RECORD EXCERPTS =>

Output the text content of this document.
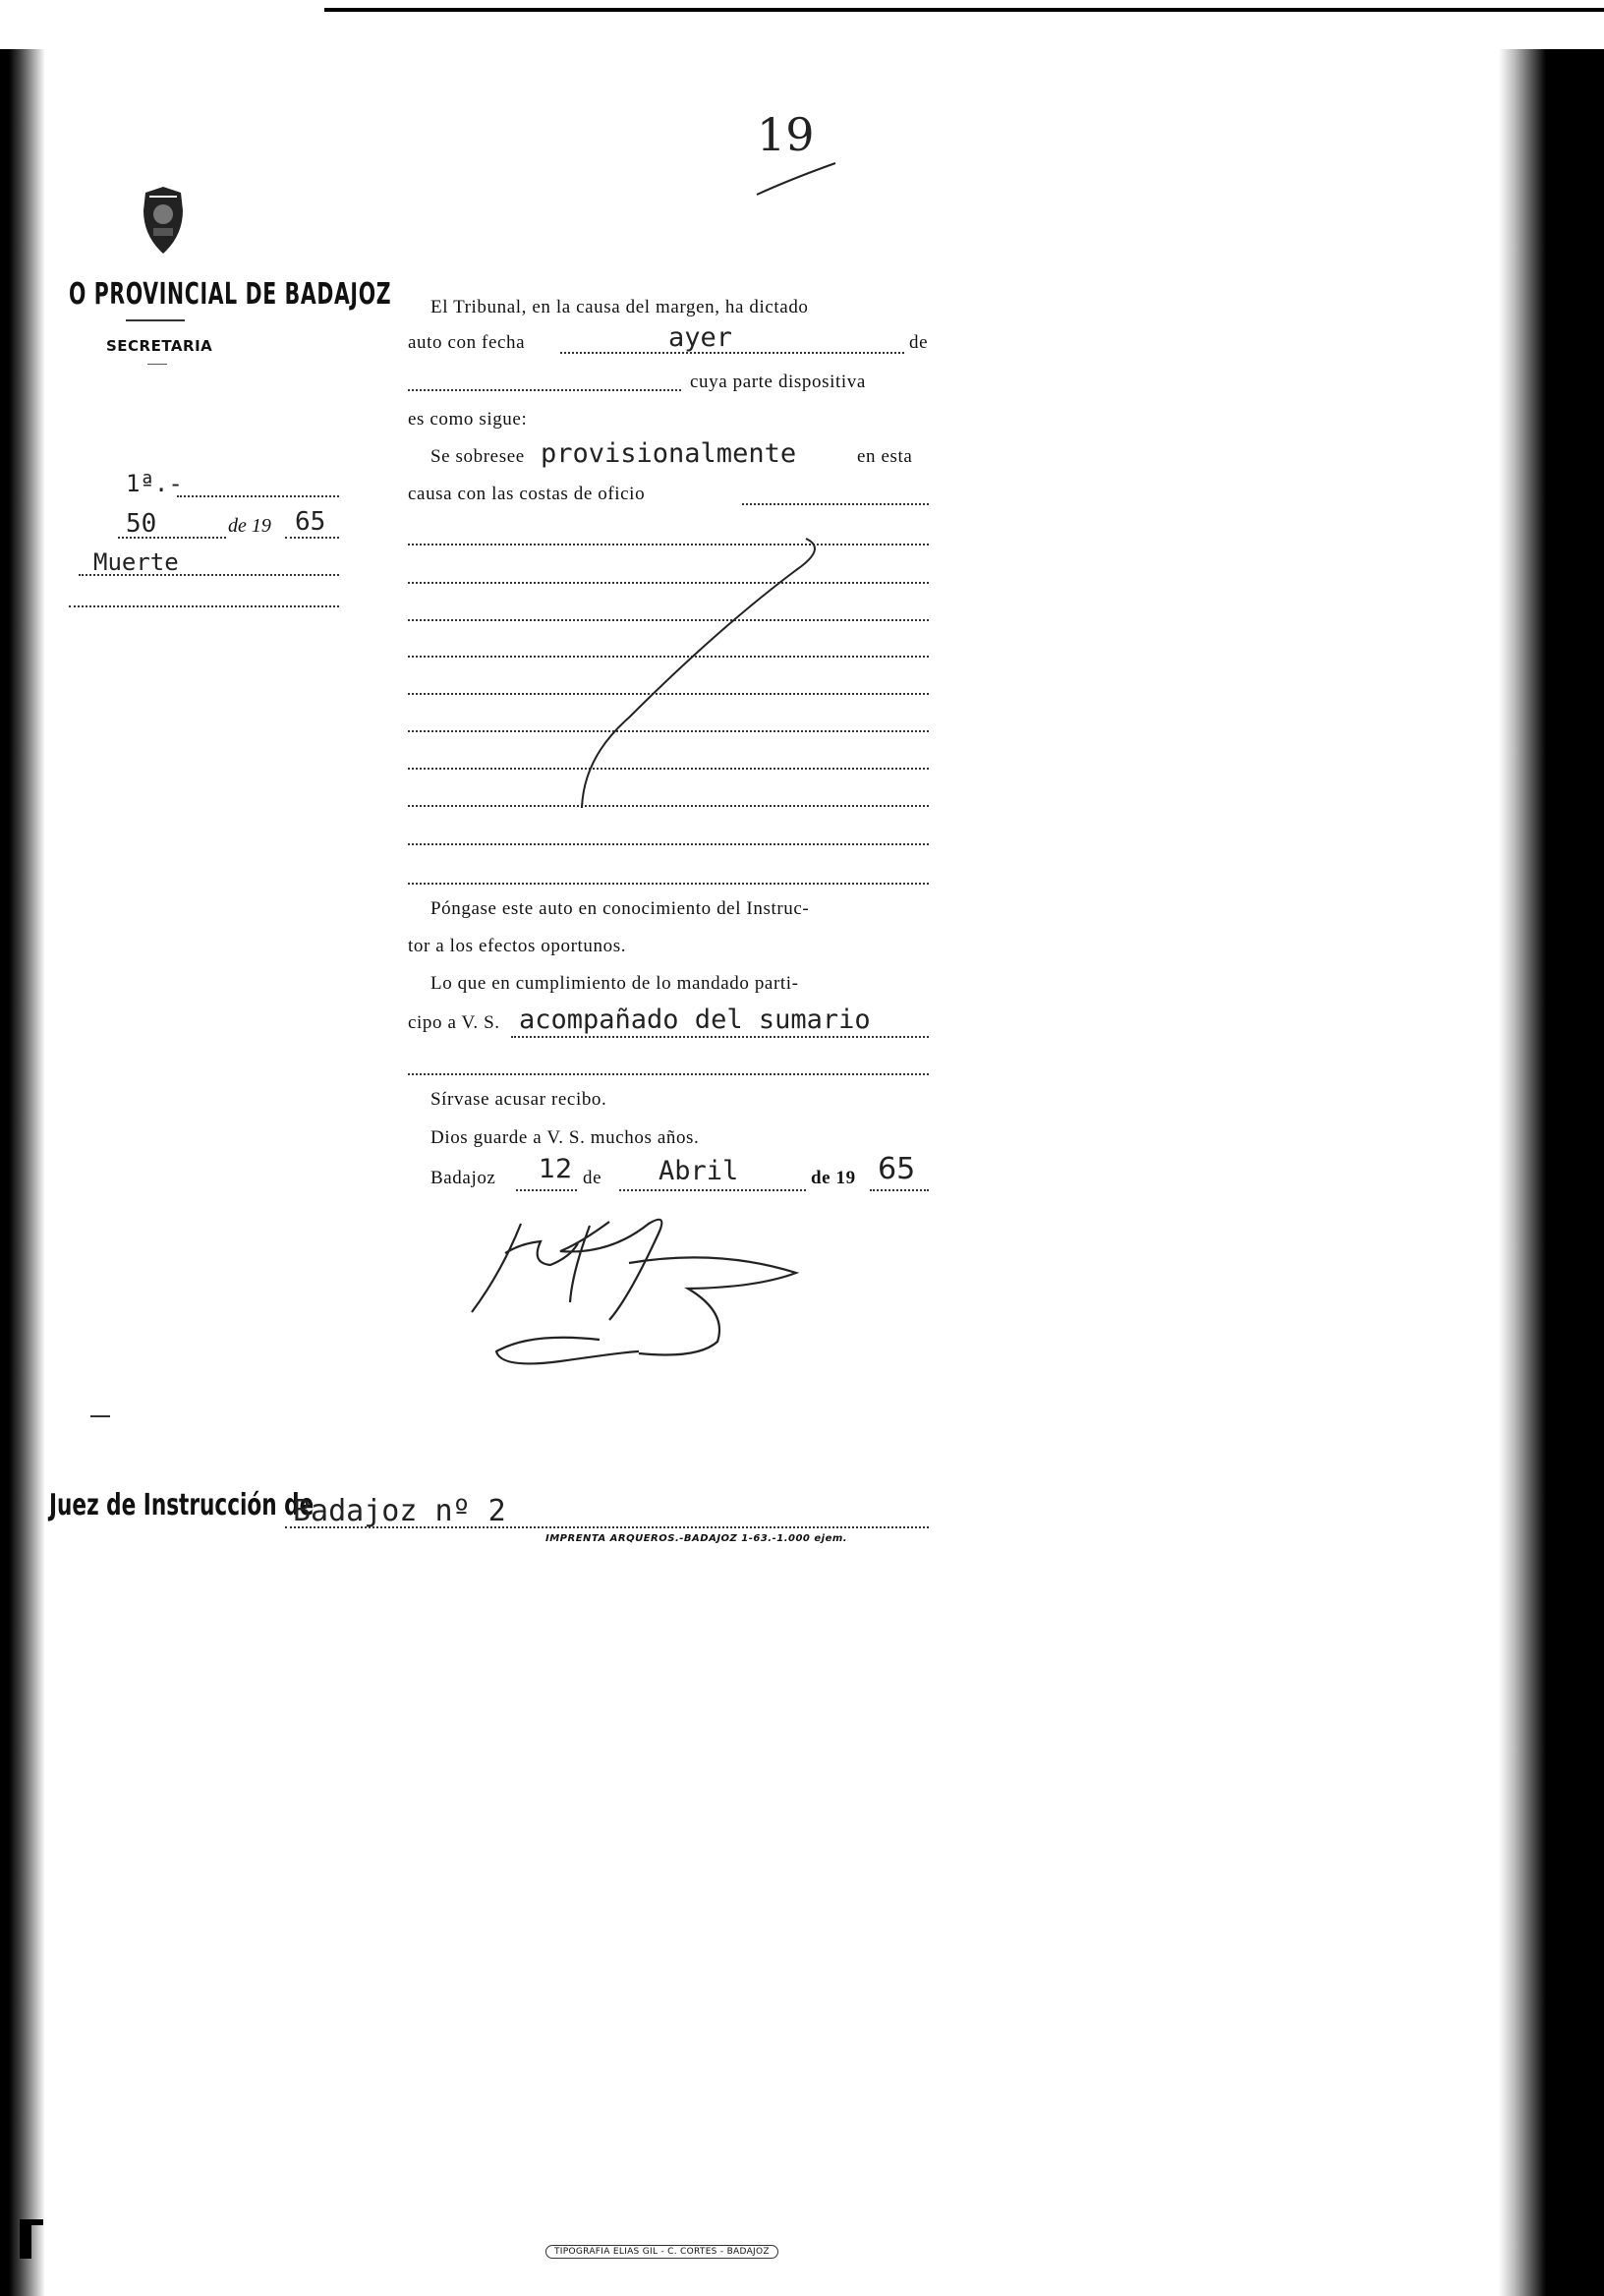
19
O PROVINCIAL DE BADAJOZ
SECRETARIA
1ª.-
50	de 19 65
Muerte
El Tribunal, en la causa del margen, ha dictado
auto con fecha	ayer	de
cuya parte dispositiva
es como sigue:
Se sobresee provisionalmente	en esta
causa con las costas de oficio
Póngase este auto en conocimiento del Instruc-
tor a los efectos oportunos.
Lo que en cumplimiento de lo mandado parti-
cipo a V. S. acompañado del sumario
Sírvase acusar recibo.
Dios guarde a V. S. muchos años.
Badajoz 12 de Abril	de 19 65
Juez de Instrucción de
Badajoz nº 2
IMPRENTA ARQUEROS.-BADAJOZ 1-63.-1.000 ejem.
TIPOGRAFIA ELIAS GIL - C. CORTES - BADAJOZ
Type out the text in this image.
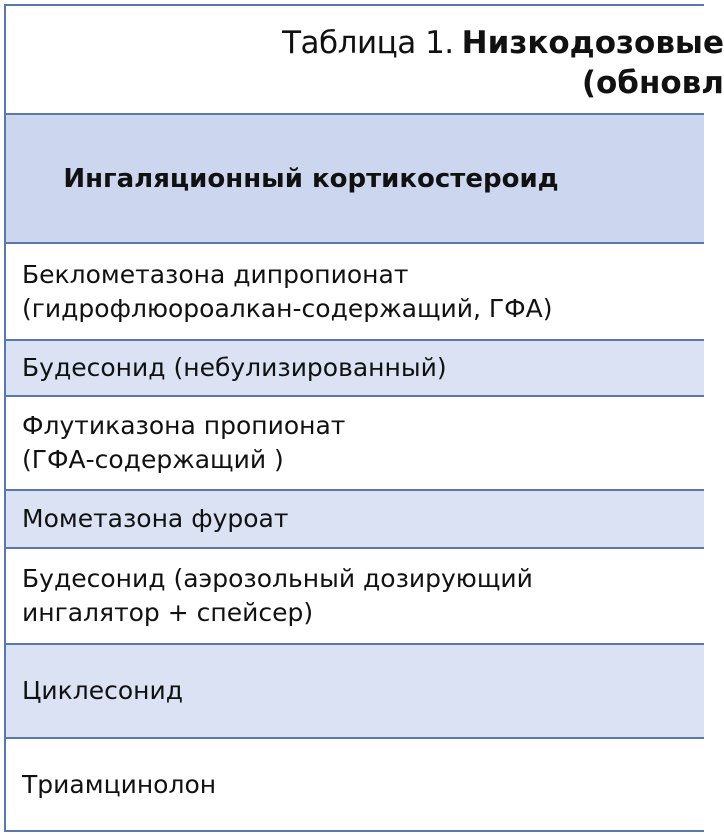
Таблица 1. Низкодозовые
(обновл
Ингаляционный кортикостероид
Беклометазона дипропионат
(гидрофлюороалкан-содержащий, ГФА)
Будесонид (небулизированный)
Флутиказона пропионат
(ГФА-содержащий )
Мометазона фуроат
Будесонид (аэрозольный дозирующий
ингалятор + спейсер)
Циклесонид
Триамцинолон
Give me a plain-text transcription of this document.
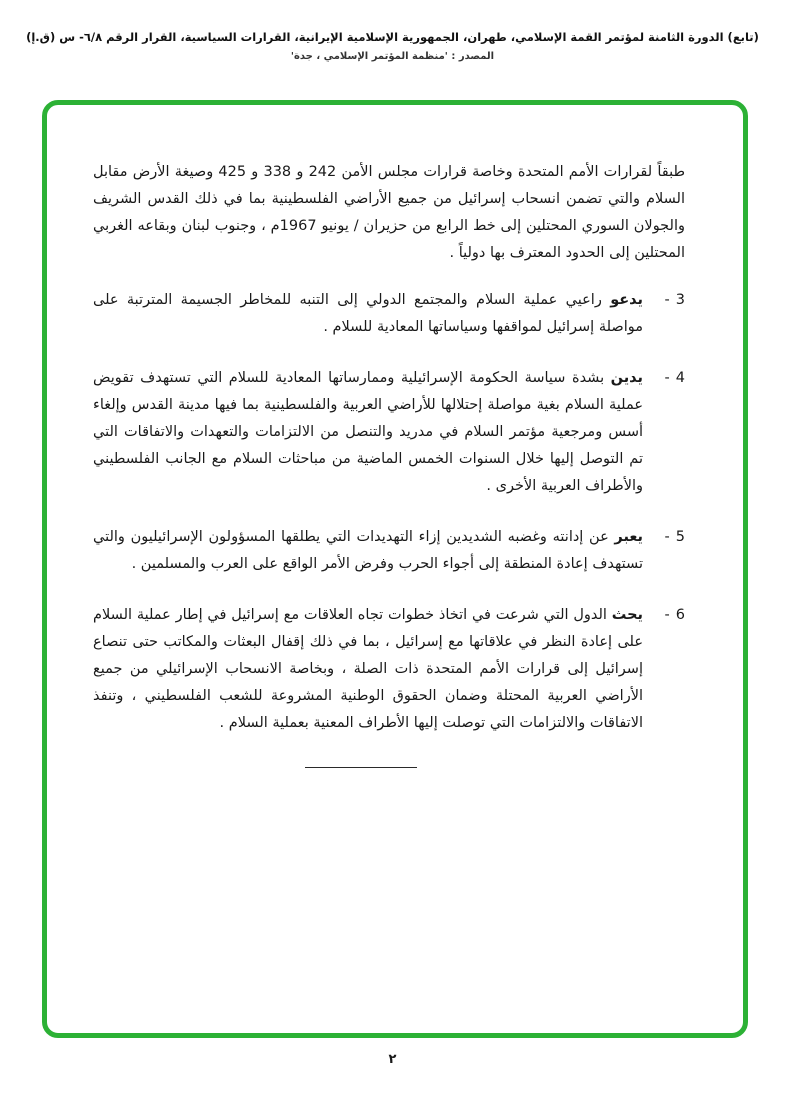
(تابع) الدورة الثامنة لمؤتمر القمة الإسلامي، طهران، الجمهورية الإسلامية الإيرانية، القرارات السياسية، القرار الرقم ٦/٨- س (ق.إ)
المصدر : 'منظمة المؤتمر الإسلامي ، جدة'

طبقاً لقرارات الأمم المتحدة وخاصة قرارات مجلس الأمن 242 و 338 و 425 وصيغة الأرض مقابل السلام والتي تضمن انسحاب إسرائيل من جميع الأراضي الفلسطينية بما في ذلك القدس الشريف والجولان السوري المحتلين إلى خط الرابع من حزيران / يونيو 1967م ، وجنوب لبنان وبقاعه الغربي المحتلين إلى الحدود المعترف بها دولياً .

3-

يدعو راعيي عملية السلام والمجتمع الدولي إلى التنبه للمخاطر الجسيمة المترتبة على مواصلة إسرائيل لمواقفها وسياساتها المعادية للسلام .

4-

يدين بشدة سياسة الحكومة الإسرائيلية وممارساتها المعادية للسلام التي تستهدف تقويض عملية السلام بغية مواصلة إحتلالها للأراضي العربية والفلسطينية بما فيها مدينة القدس وإلغاء أسس ومرجعية مؤتمر السلام في مدريد والتنصل من الالتزامات والتعهدات والاتفاقات التي تم التوصل إليها خلال السنوات الخمس الماضية من مباحثات السلام مع الجانب الفلسطيني والأطراف العربية الأخرى .

5-

يعبر عن إدانته وغضبه الشديدين إزاء التهديدات التي يطلقها المسؤولون الإسرائيليون والتي تستهدف إعادة المنطقة إلى أجواء الحرب وفرض الأمر الواقع على العرب والمسلمين .

6-

يحث الدول التي شرعت في اتخاذ خطوات تجاه العلاقات مع إسرائيل في إطار عملية السلام على إعادة النظر في علاقاتها مع إسرائيل ، بما في ذلك إقفال البعثات والمكاتب حتى تنصاع إسرائيل إلى قرارات الأمم المتحدة ذات الصلة ، وبخاصة الانسحاب الإسرائيلي من جميع الأراضي العربية المحتلة وضمان الحقوق الوطنية المشروعة للشعب الفلسطيني ، وتنفذ الاتفاقات والالتزامات التي توصلت إليها الأطراف المعنية بعملية السلام .

٢
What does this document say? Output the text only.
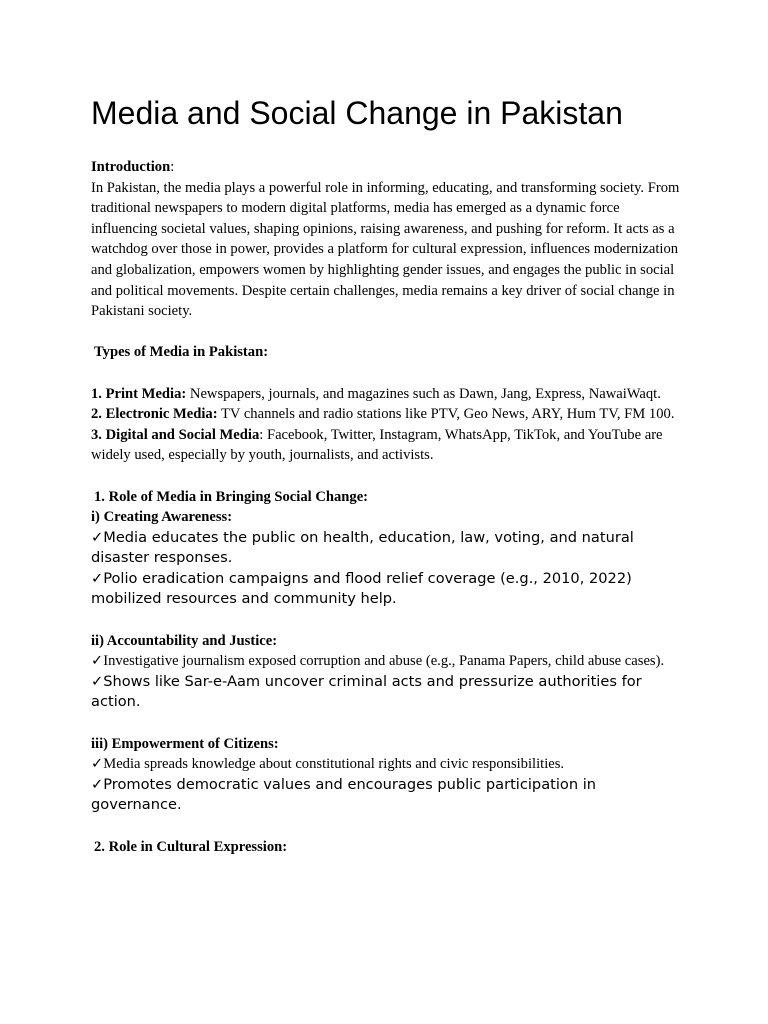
Media and Social Change in Pakistan

Introduction:

In Pakistan, the media plays a powerful role in informing, educating, and transforming society. From traditional newspapers to modern digital platforms, media has emerged as a dynamic force influencing societal values, shaping opinions, raising awareness, and pushing for reform. It acts as a watchdog over those in power, provides a platform for cultural expression, influences modernization and globalization, empowers women by highlighting gender issues, and engages the public in social and political movements. Despite certain challenges, media remains a key driver of social change in Pakistani society.

Types of Media in Pakistan:

1. Print Media: Newspapers, journals, and magazines such as Dawn, Jang, Express, NawaiWaqt.

2. Electronic Media: TV channels and radio stations like PTV, Geo News, ARY, Hum TV, FM 100.

3. Digital and Social Media: Facebook, Twitter, Instagram, WhatsApp, TikTok, and YouTube are widely used, especially by youth, journalists, and activists.

1. Role of Media in Bringing Social Change:

i) Creating Awareness:

✓Media educates the public on health, education, law, voting, and natural disaster responses.

✓Polio eradication campaigns and flood relief coverage (e.g., 2010, 2022) mobilized resources and community help.

ii) Accountability and Justice:

✓Investigative journalism exposed corruption and abuse (e.g., Panama Papers, child abuse cases).

✓Shows like Sar-e-Aam uncover criminal acts and pressurize authorities for action.

iii) Empowerment of Citizens:

✓Media spreads knowledge about constitutional rights and civic responsibilities.

✓Promotes democratic values and encourages public participation in governance.

2. Role in Cultural Expression:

AIM OF THE EXERCISE => All the lines above are to be reproduced exactly, except the pictures.

ANSWER TO THE EXERCISE =>
Output the text content of this document.
19
O PROVINCIAL DE BADAJOZ
SECRETARIA
1ª.-
50	de 19 65
Muerte
El Tribunal, en la causa del margen, ha dictado
auto con fecha	ayer	de
cuya parte dispositiva
es como sigue:
Se sobresee provisionalmente	en esta
causa con las costas de oficio
Póngase este auto en conocimiento del Instruc-
tor a los efectos oportunos.
Lo que en cumplimiento de lo mandado parti-
cipo a V. S. acompañado del sumario
Sírvase acusar recibo.
Dios guarde a V. S. muchos años.
Badajoz 12 de Abril	de 19 65
Juez de Instrucción de
Badajoz nº 2
IMPRENTA ARQUEROS.-BADAJOZ 1-63.-1.000 ejem.
TIPOGRAFIA ELIAS GIL - C. CORTES - BADAJOZ
Type out the text in this image.
Таблица 1. Низкодозовые
(обновл
Ингаляционный кортикостероид
Беклометазона дипропионат
(гидрофлюороалкан-содержащий, ГФА)
Будесонид (небулизированный)
Флутиказона пропионат
(ГФА-содержащий )
Мометазона фуроат
Будесонид (аэрозольный дозирующий
ингалятор + спейсер)
Циклесонид
Триамцинолон
Give me a plain-text transcription of this document.
(تابع) الدورة الثامنة لمؤتمر القمة الإسلامي، طهران، الجمهورية الإسلامية الإيرانية، القرارات السياسية، القرار الرقم ٦/٨- س (ق.إ)
المصدر : 'منظمة المؤتمر الإسلامي ، جدة'

طبقاً لقرارات الأمم المتحدة وخاصة قرارات مجلس الأمن 242 و 338 و 425 وصيغة الأرض مقابل السلام والتي تضمن انسحاب إسرائيل من جميع الأراضي الفلسطينية بما في ذلك القدس الشريف والجولان السوري المحتلين إلى خط الرابع من حزيران / يونيو 1967م ، وجنوب لبنان وبقاعه الغربي المحتلين إلى الحدود المعترف بها دولياً .

3-

يدعو راعيي عملية السلام والمجتمع الدولي إلى التنبه للمخاطر الجسيمة المترتبة على مواصلة إسرائيل لمواقفها وسياساتها المعادية للسلام .

4-

يدين بشدة سياسة الحكومة الإسرائيلية وممارساتها المعادية للسلام التي تستهدف تقويض عملية السلام بغية مواصلة إحتلالها للأراضي العربية والفلسطينية بما فيها مدينة القدس وإلغاء أسس ومرجعية مؤتمر السلام في مدريد والتنصل من الالتزامات والتعهدات والاتفاقات التي تم التوصل إليها خلال السنوات الخمس الماضية من مباحثات السلام مع الجانب الفلسطيني والأطراف العربية الأخرى .

5-

يعبر عن إدانته وغضبه الشديدين إزاء التهديدات التي يطلقها المسؤولون الإسرائيليون والتي تستهدف إعادة المنطقة إلى أجواء الحرب وفرض الأمر الواقع على العرب والمسلمين .

6-

يحث الدول التي شرعت في اتخاذ خطوات تجاه العلاقات مع إسرائيل في إطار عملية السلام على إعادة النظر في علاقاتها مع إسرائيل ، بما في ذلك إقفال البعثات والمكاتب حتى تنصاع إسرائيل إلى قرارات الأمم المتحدة ذات الصلة ، وبخاصة الانسحاب الإسرائيلي من جميع الأراضي العربية المحتلة وضمان الحقوق الوطنية المشروعة للشعب الفلسطيني ، وتنفذ الاتفاقات والالتزامات التي توصلت إليها الأطراف المعنية بعملية السلام .

٢
What does this document say? Output the text only.
Media and Social Change in Pakistan

Introduction:

In Pakistan, the media plays a powerful role in informing, educating, and transforming society. From traditional newspapers to modern digital platforms, media has emerged as a dynamic force influencing societal values, shaping opinions, raising awareness, and pushing for reform. It acts as a watchdog over those in power, provides a platform for cultural expression, influences modernization and globalization, empowers women by highlighting gender issues, and engages the public in social and political movements. Despite certain challenges, media remains a key driver of social change in Pakistani society.

Types of Media in Pakistan:

1. Print Media: Newspapers, journals, and magazines such as Dawn, Jang, Express, NawaiWaqt.

2. Electronic Media: TV channels and radio stations like PTV, Geo News, ARY, Hum TV, FM 100.

3. Digital and Social Media: Facebook, Twitter, Instagram, WhatsApp, TikTok, and YouTube are widely used, especially by youth, journalists, and activists.

1. Role of Media in Bringing Social Change:

i) Creating Awareness:

✓Media educates the public on health, education, law, voting, and natural disaster responses.

✓Polio eradication campaigns and flood relief coverage (e.g., 2010, 2022) mobilized resources and community help.

ii) Accountability and Justice:

✓Investigative journalism exposed corruption and abuse (e.g., Panama Papers, child abuse cases).

✓Shows like Sar-e-Aam uncover criminal acts and pressurize authorities for action.

iii) Empowerment of Citizens:

✓Media spreads knowledge about constitutional rights and civic responsibilities.

✓Promotes democratic values and encourages public participation in governance.

2. Role in Cultural Expression:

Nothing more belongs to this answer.